Problem statement: Look through the listing and locate every line containing the word "выдачи"; copy those lines.

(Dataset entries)
>>

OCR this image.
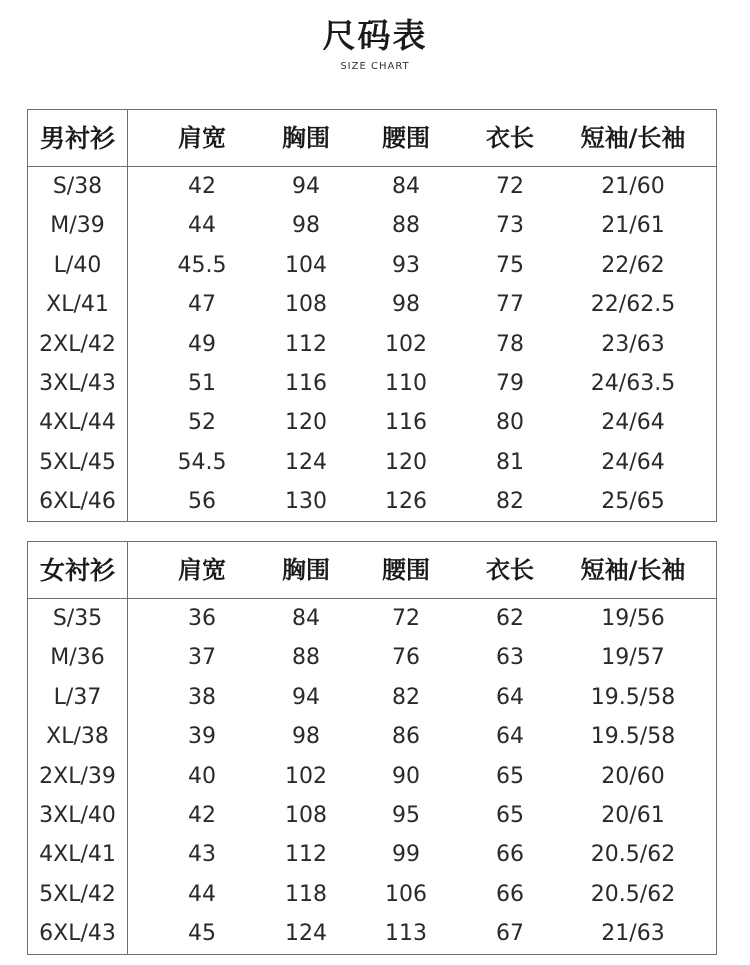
尺码表
SIZE CHART
男衬衫	肩宽	胸围	腰围	衣长	短袖/长袖
S/38	42	94	84	72	21/60
M/39	44	98	88	73	21/61
L/40	45.5	104	93	75	22/62
XL/41	47	108	98	77	22/62.5
2XL/42	49	112	102	78	23/63
3XL/43	51	116	110	79	24/63.5
4XL/44	52	120	116	80	24/64
5XL/45	54.5	124	120	81	24/64
6XL/46	56	130	126	82	25/65
女衬衫	肩宽	胸围	腰围	衣长	短袖/长袖
S/35	36	84	72	62	19/56
M/36	37	88	76	63	19/57
L/37	38	94	82	64	19.5/58
XL/38	39	98	86	64	19.5/58
2XL/39	40	102	90	65	20/60
3XL/40	42	108	95	65	20/61
4XL/41	43	112	99	66	20.5/62
5XL/42	44	118	106	66	20.5/62
6XL/43	45	124	113	67	21/63
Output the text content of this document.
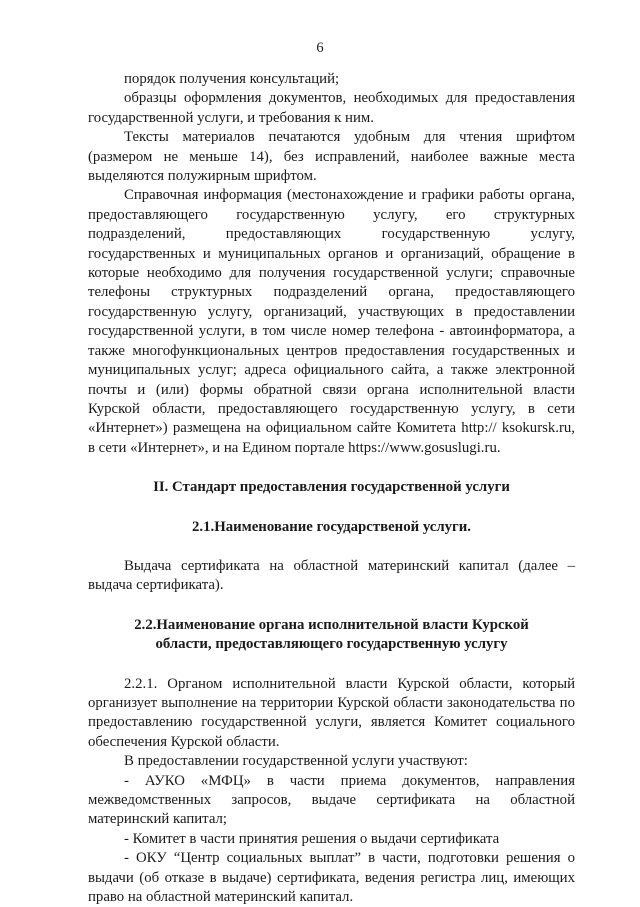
6

порядок получения консультаций;

образцы оформления документов, необходимых для предоставления государственной услуги, и требования к ним.

Тексты материалов печатаются удобным для чтения шрифтом (размером не меньше 14), без исправлений, наиболее важные места выделяются полужирным шрифтом.

Справочная информация (местонахождение и графики работы органа, предоставляющего государственную услугу, его структурных подразделений, предоставляющих государственную услугу, государственных и муниципальных органов и организаций, обращение в которые необходимо для получения государственной услуги; справочные телефоны структурных подразделений органа, предоставляющего государственную услугу, организаций, участвующих в предоставлении государственной услуги, в том числе номер телефона - автоинформатора, а также многофункциональных центров предоставления государственных и муниципальных услуг; адреса официального сайта, а также электронной почты и (или) формы обратной связи органа исполнительной власти Курской области, предоставляющего государственную услугу, в сети «Интернет») размещена на официальном сайте Комитета http:// ksokursk.ru, в сети «Интернет», и на Едином портале https://www.gosuslugi.ru.

II. Стандарт предоставления государственной услуги
2.1.Наименование государственой услуги.

Выдача сертификата на областной материнский капитал (далее – выдача сертификата).

2.2.Наименование органа исполнительной власти Курской
области, предоставляющего государственную услугу

2.2.1. Органом исполнительной власти Курской области, который организует выполнение на территории Курской области законодательства по предоставлению государственной услуги, является Комитет социального обеспечения Курской области.

В предоставлении государственной услуги участвуют:

- АУКО «МФЦ» в части приема документов, направления межведомственных запросов, выдаче сертификата на областной материнский капитал;

- Комитет в части принятия решения о выдачи сертификата

- ОКУ “Центр социальных выплат” в части, подготовки решения о выдачи (об отказе в выдаче) сертификата, ведения регистра лиц, имеющих право на областной материнский капитал.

<<

Result of this task:
- Комитет в части принятия решения о выдачи сертификата
- ОКУ “Центр социальных выплат” в части, подготовки решения о выдачи (об отказе в выдаче) сертификата, ведения регистра лиц, имеющих право на областной материнский капитал.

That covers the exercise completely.